──────── EXTRACTED INFORMATION ────────
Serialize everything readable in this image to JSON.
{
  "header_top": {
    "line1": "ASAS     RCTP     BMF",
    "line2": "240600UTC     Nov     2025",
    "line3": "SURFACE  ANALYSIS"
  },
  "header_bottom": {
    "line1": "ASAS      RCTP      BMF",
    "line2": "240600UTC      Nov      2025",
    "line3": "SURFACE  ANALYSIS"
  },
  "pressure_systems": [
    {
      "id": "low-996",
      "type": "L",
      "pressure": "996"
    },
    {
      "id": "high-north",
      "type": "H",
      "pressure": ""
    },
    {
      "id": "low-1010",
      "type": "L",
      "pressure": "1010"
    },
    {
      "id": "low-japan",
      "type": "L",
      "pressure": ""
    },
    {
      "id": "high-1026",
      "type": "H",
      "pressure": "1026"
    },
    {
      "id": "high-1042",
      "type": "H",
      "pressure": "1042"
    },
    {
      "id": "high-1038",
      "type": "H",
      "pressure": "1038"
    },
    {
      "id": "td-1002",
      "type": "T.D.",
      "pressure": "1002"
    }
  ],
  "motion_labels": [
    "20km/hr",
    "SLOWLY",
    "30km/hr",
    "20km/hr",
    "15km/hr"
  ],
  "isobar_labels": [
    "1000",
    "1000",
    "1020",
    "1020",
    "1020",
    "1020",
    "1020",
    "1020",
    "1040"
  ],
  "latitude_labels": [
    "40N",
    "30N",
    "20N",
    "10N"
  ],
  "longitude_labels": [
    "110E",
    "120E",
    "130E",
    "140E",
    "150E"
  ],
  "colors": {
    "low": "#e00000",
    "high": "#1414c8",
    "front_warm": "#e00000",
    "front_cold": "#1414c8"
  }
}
────────
INSTRUCTIONS FOR THE TASK »
From the records above, extract everything verbatim.

THE RESULT »
Serialize everything readable in this image to JSON.
{
  "header_top": {
    "line1": "ASAS     RCTP     BMF",
    "line2": "240600UTC     Nov     2025",
    "line3": "SURFACE  ANALYSIS"
  },
  "header_bottom": {
    "line1": "ASAS      RCTP      BMF",
    "line2": "240600UTC      Nov      2025",
    "line3": "SURFACE  ANALYSIS"
  },
  "pressure_systems": [
    {
      "id": "low-996",
      "type": "L",
      "pressure": "996"
    },
    {
      "id": "high-north",
      "type": "H",
      "pressure": ""
    },
    {
      "id": "low-1010",
      "type": "L",
      "pressure": "1010"
    },
    {
      "id": "low-japan",
      "type": "L",
      "pressure": ""
    },
    {
      "id": "high-1026",
      "type": "H",
      "pressure": "1026"
    },
    {
      "id": "high-1042",
      "type": "H",
      "pressure": "1042"
    },
    {
      "id": "high-1038",
      "type": "H",
      "pressure": "1038"
    },
    {
      "id": "td-1002",
      "type": "T.D.",
      "pressure": "1002"
    }
  ],
  "motion_labels": [
    "20km/hr",
    "SLOWLY",
    "30km/hr",
    "20km/hr",
    "15km/hr"
  ],
  "isobar_labels": [
    "1000",
    "1000",
    "1020",
    "1020",
    "1020",
    "1020",
    "1020",
    "1020",
    "1040"
  ],
  "latitude_labels": [
    "40N",
    "30N",
    "20N",
    "10N"
  ],
  "longitude_labels": [
    "110E",
    "120E",
    "130E",
    "140E",
    "150E"
  ],
  "colors": {
    "low": "#e00000",
    "high": "#1414c8",
    "front_warm": "#e00000",
    "front_cold": "#1414c8"
  }
}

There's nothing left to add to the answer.